Go through the entries below and retype them exactly, omitting each picture.

EXERCISE INPUT:
══════════

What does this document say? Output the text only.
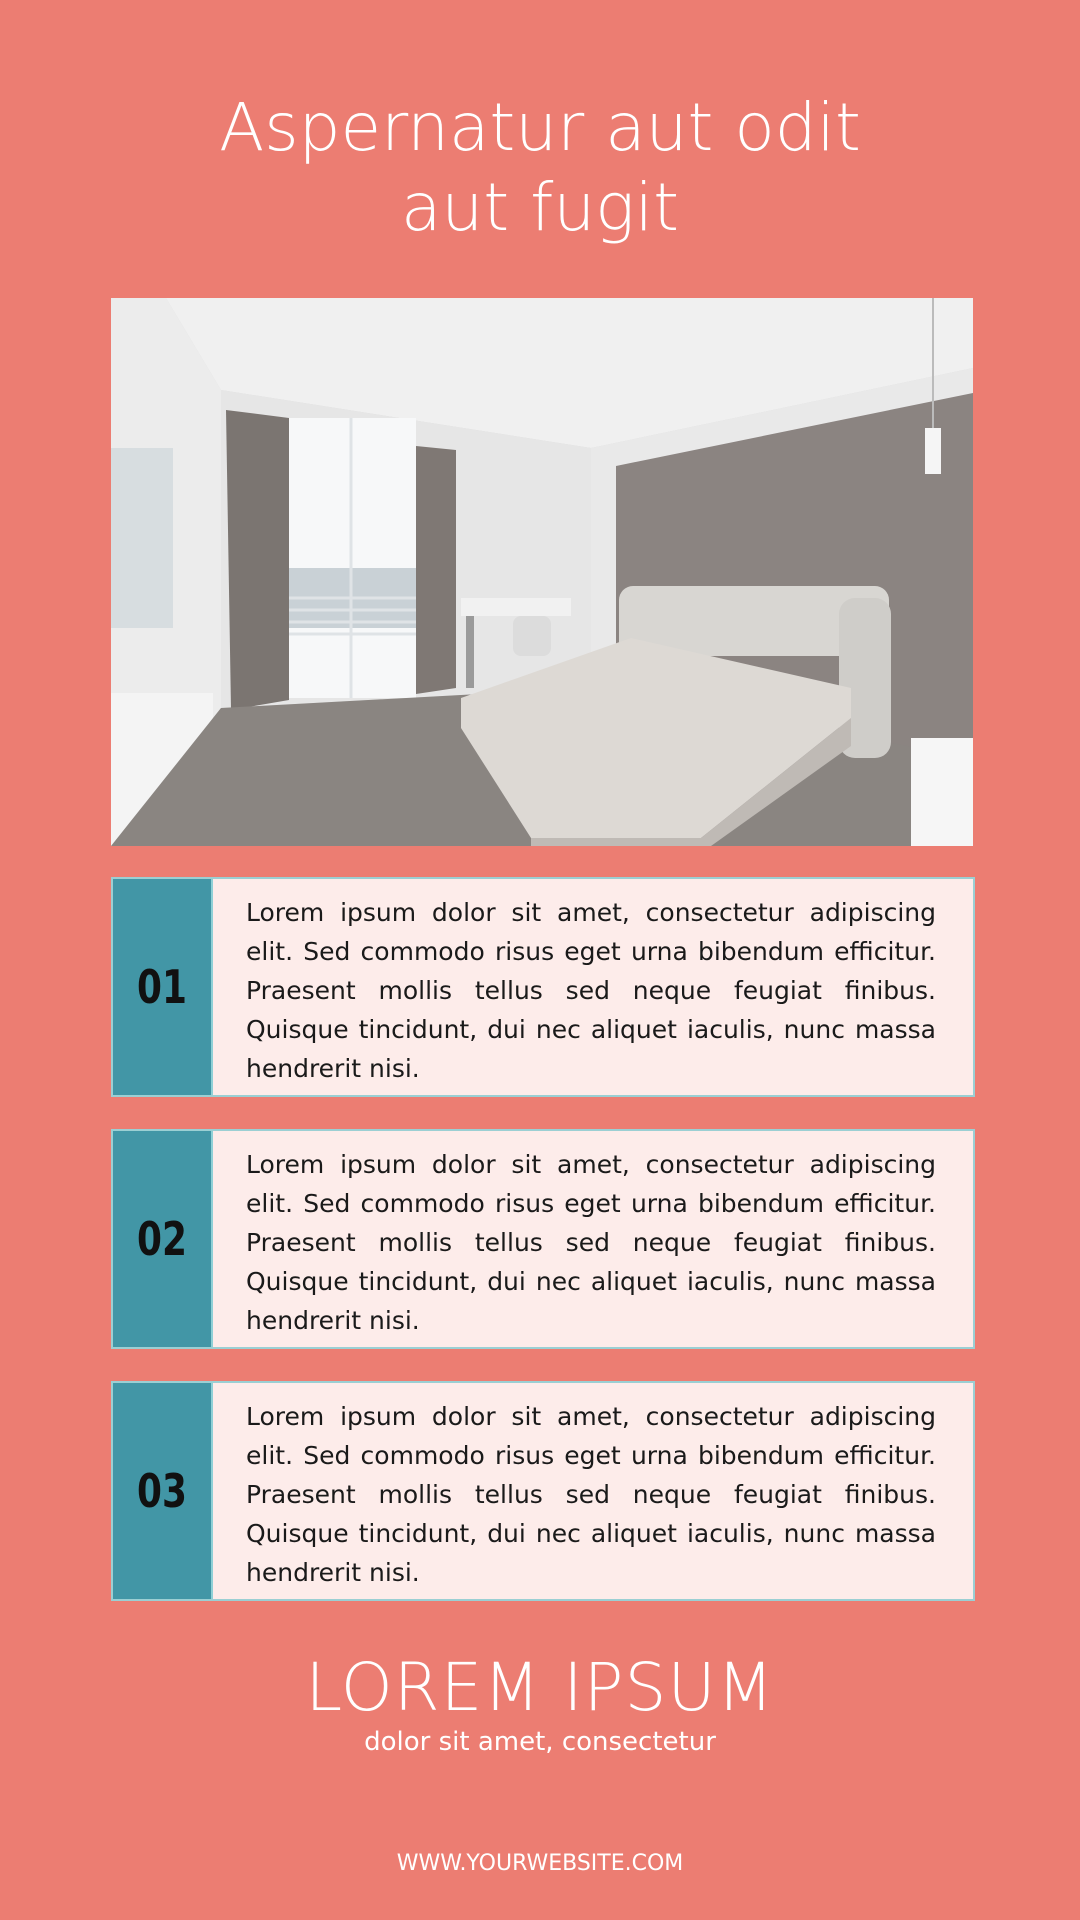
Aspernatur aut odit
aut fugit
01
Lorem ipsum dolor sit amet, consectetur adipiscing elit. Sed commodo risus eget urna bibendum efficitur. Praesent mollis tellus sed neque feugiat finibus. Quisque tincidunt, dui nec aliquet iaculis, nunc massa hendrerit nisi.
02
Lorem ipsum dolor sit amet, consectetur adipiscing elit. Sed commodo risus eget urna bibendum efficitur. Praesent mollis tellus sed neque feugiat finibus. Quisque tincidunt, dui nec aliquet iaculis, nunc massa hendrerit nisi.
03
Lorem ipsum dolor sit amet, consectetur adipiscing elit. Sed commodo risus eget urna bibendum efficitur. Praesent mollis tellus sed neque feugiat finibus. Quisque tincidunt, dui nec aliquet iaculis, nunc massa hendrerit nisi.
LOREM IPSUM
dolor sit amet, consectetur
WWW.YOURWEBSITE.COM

══════════

ANSWER TO THE PROBLEM:
What does this document say? Output the text only.
Aspernatur aut odit
aut fugit
01
Lorem ipsum dolor sit amet, consectetur adipiscing elit. Sed commodo risus eget urna bibendum efficitur. Praesent mollis tellus sed neque feugiat finibus. Quisque tincidunt, dui nec aliquet iaculis, nunc massa hendrerit nisi.
02
Lorem ipsum dolor sit amet, consectetur adipiscing elit. Sed commodo risus eget urna bibendum efficitur. Praesent mollis tellus sed neque feugiat finibus. Quisque tincidunt, dui nec aliquet iaculis, nunc massa hendrerit nisi.
03
Lorem ipsum dolor sit amet, consectetur adipiscing elit. Sed commodo risus eget urna bibendum efficitur. Praesent mollis tellus sed neque feugiat finibus. Quisque tincidunt, dui nec aliquet iaculis, nunc massa hendrerit nisi.
LOREM IPSUM
dolor sit amet, consectetur
WWW.YOURWEBSITE.COM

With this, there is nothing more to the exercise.